— Problem —
Every entry needs to be reproduced exactly.

^^^^

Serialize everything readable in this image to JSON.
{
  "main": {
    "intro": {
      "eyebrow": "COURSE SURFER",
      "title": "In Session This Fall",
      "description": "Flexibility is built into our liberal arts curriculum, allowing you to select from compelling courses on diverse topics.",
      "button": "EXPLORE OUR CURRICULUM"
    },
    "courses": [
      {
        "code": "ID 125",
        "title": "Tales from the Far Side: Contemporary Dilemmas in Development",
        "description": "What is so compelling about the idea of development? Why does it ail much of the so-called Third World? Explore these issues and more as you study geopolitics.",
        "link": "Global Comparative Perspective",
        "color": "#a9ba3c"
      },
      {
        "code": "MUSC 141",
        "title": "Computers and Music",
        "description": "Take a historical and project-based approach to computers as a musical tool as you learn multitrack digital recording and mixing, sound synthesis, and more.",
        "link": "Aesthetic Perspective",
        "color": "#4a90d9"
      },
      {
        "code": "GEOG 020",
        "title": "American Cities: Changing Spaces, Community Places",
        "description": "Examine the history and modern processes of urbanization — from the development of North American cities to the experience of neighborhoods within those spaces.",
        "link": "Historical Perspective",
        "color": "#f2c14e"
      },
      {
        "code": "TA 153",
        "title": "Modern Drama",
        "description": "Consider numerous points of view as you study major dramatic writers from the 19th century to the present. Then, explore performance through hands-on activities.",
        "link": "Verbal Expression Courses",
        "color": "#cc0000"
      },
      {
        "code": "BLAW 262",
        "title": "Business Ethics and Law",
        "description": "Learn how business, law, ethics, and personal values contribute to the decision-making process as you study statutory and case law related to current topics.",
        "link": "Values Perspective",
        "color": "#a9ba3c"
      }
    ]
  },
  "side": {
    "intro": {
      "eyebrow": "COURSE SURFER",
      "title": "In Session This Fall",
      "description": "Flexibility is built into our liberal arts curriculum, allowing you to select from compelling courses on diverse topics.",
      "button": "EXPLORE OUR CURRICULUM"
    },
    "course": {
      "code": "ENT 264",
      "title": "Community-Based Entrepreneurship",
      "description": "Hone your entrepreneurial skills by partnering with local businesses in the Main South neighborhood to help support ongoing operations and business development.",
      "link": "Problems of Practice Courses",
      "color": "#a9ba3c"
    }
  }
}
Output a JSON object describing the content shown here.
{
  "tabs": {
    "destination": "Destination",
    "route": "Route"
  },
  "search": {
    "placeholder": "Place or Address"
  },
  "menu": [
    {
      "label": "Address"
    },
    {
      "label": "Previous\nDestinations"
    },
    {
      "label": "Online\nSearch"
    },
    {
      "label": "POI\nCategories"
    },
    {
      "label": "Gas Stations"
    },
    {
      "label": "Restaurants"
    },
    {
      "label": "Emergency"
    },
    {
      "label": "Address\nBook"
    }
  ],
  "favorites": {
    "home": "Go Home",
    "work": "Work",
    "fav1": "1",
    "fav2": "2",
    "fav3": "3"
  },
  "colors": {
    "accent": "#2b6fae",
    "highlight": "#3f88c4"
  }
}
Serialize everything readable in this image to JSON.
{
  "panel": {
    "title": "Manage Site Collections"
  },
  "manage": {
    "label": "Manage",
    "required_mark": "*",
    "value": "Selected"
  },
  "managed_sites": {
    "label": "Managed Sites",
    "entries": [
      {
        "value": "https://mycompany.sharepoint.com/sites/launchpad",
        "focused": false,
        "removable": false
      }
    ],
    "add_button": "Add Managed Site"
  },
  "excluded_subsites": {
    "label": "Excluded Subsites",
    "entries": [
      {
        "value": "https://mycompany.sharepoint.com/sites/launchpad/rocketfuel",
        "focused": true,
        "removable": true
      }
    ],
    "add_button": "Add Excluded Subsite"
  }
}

^^^^

— Output —
Serialize everything readable in this image to JSON.
{
  "main": {
    "intro": {
      "eyebrow": "COURSE SURFER",
      "title": "In Session This Fall",
      "description": "Flexibility is built into our liberal arts curriculum, allowing you to select from compelling courses on diverse topics.",
      "button": "EXPLORE OUR CURRICULUM"
    },
    "courses": [
      {
        "code": "ID 125",
        "title": "Tales from the Far Side: Contemporary Dilemmas in Development",
        "description": "What is so compelling about the idea of development? Why does it ail much of the so-called Third World? Explore these issues and more as you study geopolitics.",
        "link": "Global Comparative Perspective",
        "color": "#a9ba3c"
      },
      {
        "code": "MUSC 141",
        "title": "Computers and Music",
        "description": "Take a historical and project-based approach to computers as a musical tool as you learn multitrack digital recording and mixing, sound synthesis, and more.",
        "link": "Aesthetic Perspective",
        "color": "#4a90d9"
      },
      {
        "code": "GEOG 020",
        "title": "American Cities: Changing Spaces, Community Places",
        "description": "Examine the history and modern processes of urbanization — from the development of North American cities to the experience of neighborhoods within those spaces.",
        "link": "Historical Perspective",
        "color": "#f2c14e"
      },
      {
        "code": "TA 153",
        "title": "Modern Drama",
        "description": "Consider numerous points of view as you study major dramatic writers from the 19th century to the present. Then, explore performance through hands-on activities.",
        "link": "Verbal Expression Courses",
        "color": "#cc0000"
      },
      {
        "code": "BLAW 262",
        "title": "Business Ethics and Law",
        "description": "Learn how business, law, ethics, and personal values contribute to the decision-making process as you study statutory and case law related to current topics.",
        "link": "Values Perspective",
        "color": "#a9ba3c"
      }
    ]
  },
  "side": {
    "intro": {
      "eyebrow": "COURSE SURFER",
      "title": "In Session This Fall",
      "description": "Flexibility is built into our liberal arts curriculum, allowing you to select from compelling courses on diverse topics.",
      "button": "EXPLORE OUR CURRICULUM"
    },
    "course": {
      "code": "ENT 264",
      "title": "Community-Based Entrepreneurship",
      "description": "Hone your entrepreneurial skills by partnering with local businesses in the Main South neighborhood to help support ongoing operations and business development.",
      "link": "Problems of Practice Courses",
      "color": "#a9ba3c"
    }
  }
}
Output a JSON object describing the content shown here.
{
  "tabs": {
    "destination": "Destination",
    "route": "Route"
  },
  "search": {
    "placeholder": "Place or Address"
  },
  "menu": [
    {
      "label": "Address"
    },
    {
      "label": "Previous\nDestinations"
    },
    {
      "label": "Online\nSearch"
    },
    {
      "label": "POI\nCategories"
    },
    {
      "label": "Gas Stations"
    },
    {
      "label": "Restaurants"
    },
    {
      "label": "Emergency"
    },
    {
      "label": "Address\nBook"
    }
  ],
  "favorites": {
    "home": "Go Home",
    "work": "Work",
    "fav1": "1",
    "fav2": "2",
    "fav3": "3"
  },
  "colors": {
    "accent": "#2b6fae",
    "highlight": "#3f88c4"
  }
}
Serialize everything readable in this image to JSON.
{
  "panel": {
    "title": "Manage Site Collections"
  },
  "manage": {
    "label": "Manage",
    "required_mark": "*",
    "value": "Selected"
  },
  "managed_sites": {
    "label": "Managed Sites",
    "entries": [
      {
        "value": "https://mycompany.sharepoint.com/sites/launchpad",
        "focused": false,
        "removable": false
      }
    ],
    "add_button": "Add Managed Site"
  },
  "excluded_subsites": {
    "label": "Excluded Subsites",
    "entries": [
      {
        "value": "https://mycompany.sharepoint.com/sites/launchpad/rocketfuel",
        "focused": true,
        "removable": true
      }
    ],
    "add_button": "Add Excluded Subsite"
  }
}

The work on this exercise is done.